• _WHAT YOU SHOULD DO_
Look through the listing for the word "يزيد". Copy each line that has it.

• _LISTED ENTRIES_
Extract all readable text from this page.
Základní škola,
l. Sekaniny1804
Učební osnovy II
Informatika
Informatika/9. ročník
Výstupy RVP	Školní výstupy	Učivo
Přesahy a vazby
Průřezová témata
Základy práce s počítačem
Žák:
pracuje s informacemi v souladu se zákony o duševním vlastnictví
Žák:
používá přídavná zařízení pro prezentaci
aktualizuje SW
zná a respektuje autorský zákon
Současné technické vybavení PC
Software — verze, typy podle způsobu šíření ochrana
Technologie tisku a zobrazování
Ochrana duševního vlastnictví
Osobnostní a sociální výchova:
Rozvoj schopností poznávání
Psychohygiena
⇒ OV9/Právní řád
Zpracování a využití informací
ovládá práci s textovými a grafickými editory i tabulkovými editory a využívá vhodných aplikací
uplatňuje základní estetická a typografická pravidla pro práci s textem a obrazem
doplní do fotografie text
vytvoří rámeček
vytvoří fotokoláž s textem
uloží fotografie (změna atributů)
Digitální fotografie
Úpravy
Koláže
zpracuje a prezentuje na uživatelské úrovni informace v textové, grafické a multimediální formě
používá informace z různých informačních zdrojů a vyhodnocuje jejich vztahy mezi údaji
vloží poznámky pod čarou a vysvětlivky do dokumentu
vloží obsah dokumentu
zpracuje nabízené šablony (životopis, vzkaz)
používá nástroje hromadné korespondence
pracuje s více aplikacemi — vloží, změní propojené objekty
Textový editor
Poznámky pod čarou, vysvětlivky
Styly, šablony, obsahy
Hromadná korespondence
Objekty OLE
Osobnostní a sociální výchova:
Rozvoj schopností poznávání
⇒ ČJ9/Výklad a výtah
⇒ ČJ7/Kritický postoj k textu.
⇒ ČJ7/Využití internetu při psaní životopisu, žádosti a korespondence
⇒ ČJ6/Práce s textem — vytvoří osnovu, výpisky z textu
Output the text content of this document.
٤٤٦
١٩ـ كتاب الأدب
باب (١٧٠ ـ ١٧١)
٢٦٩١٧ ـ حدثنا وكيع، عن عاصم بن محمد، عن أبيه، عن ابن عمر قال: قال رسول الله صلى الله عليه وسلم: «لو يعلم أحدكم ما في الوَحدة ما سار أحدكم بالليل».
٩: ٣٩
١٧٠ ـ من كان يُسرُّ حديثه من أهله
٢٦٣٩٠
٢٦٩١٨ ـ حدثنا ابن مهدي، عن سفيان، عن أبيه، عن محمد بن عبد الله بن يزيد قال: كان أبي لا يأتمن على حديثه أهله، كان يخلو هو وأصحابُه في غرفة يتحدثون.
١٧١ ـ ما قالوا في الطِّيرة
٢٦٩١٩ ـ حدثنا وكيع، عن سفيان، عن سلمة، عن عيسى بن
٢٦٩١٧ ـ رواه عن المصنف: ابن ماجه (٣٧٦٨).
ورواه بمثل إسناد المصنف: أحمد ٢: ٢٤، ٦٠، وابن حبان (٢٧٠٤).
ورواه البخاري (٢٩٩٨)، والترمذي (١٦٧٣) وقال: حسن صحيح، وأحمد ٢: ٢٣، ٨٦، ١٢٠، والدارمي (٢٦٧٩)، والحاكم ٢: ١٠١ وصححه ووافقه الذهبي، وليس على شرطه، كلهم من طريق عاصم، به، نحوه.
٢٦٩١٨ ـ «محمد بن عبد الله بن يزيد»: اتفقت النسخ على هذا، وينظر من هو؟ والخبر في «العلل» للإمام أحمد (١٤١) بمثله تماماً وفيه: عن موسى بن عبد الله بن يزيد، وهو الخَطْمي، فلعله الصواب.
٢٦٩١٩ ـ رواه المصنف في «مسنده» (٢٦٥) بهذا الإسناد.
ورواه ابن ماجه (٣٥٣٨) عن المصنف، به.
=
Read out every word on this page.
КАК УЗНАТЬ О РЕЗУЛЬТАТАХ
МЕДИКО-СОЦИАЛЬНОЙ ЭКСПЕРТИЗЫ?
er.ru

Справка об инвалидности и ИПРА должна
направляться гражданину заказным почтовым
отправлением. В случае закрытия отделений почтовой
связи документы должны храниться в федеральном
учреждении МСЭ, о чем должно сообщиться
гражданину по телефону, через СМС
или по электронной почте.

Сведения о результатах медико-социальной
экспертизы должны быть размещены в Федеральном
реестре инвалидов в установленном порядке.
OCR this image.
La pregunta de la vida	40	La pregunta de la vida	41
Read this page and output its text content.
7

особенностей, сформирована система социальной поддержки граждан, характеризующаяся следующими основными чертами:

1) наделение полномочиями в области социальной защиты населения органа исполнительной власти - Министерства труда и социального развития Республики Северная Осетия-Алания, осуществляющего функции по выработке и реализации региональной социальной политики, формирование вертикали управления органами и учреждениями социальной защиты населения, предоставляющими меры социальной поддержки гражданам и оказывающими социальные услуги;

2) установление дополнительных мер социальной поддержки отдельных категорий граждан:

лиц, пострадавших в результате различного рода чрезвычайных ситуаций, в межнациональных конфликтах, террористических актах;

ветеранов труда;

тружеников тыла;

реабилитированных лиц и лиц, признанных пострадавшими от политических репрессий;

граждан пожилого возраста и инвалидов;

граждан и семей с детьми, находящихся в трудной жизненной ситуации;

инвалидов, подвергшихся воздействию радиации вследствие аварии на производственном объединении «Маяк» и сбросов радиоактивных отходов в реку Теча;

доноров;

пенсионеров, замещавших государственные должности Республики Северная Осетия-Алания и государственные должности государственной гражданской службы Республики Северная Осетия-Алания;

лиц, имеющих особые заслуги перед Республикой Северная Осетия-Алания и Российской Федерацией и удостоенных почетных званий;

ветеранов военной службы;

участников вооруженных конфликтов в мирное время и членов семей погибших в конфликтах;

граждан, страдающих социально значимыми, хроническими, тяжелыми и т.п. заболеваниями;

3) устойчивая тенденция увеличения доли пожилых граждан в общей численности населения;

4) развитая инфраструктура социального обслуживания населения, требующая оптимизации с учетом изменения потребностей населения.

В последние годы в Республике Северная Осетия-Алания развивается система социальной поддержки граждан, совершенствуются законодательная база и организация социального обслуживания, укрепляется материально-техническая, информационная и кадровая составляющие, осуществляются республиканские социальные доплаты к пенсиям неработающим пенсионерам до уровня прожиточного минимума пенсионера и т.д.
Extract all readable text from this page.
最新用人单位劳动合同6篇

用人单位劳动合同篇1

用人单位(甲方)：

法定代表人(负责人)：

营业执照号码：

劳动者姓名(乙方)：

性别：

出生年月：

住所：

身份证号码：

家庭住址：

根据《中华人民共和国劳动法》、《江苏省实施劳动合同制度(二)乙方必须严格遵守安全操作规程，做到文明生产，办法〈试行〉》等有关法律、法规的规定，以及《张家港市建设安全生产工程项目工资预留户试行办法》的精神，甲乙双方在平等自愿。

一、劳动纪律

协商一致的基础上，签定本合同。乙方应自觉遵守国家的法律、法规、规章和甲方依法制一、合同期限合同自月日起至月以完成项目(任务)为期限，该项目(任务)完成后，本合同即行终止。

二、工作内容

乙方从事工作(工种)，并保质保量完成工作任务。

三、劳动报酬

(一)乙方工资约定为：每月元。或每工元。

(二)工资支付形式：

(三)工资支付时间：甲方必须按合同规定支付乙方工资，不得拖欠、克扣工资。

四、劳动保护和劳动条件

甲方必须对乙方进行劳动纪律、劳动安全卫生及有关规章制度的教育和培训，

• _SOLVED EXERCISE_
٢٦٩١٨ ـ حدثنا ابن مهدي، عن سفيان، عن أبيه، عن محمد بن عبد الله بن يزيد قال: كان أبي لا يأتمن على حديثه أهله، كان يخلو هو وأصحابُه في غرفة يتحدثون.
٢٦٩١٨ ـ «محمد بن عبد الله بن يزيد»: اتفقت النسخ على هذا، وينظر من هو؟ والخبر في «العلل» للإمام أحمد (١٤١) بمثله تماماً وفيه: عن موسى بن عبد الله بن يزيد، وهو الخَطْمي، فلعله الصواب.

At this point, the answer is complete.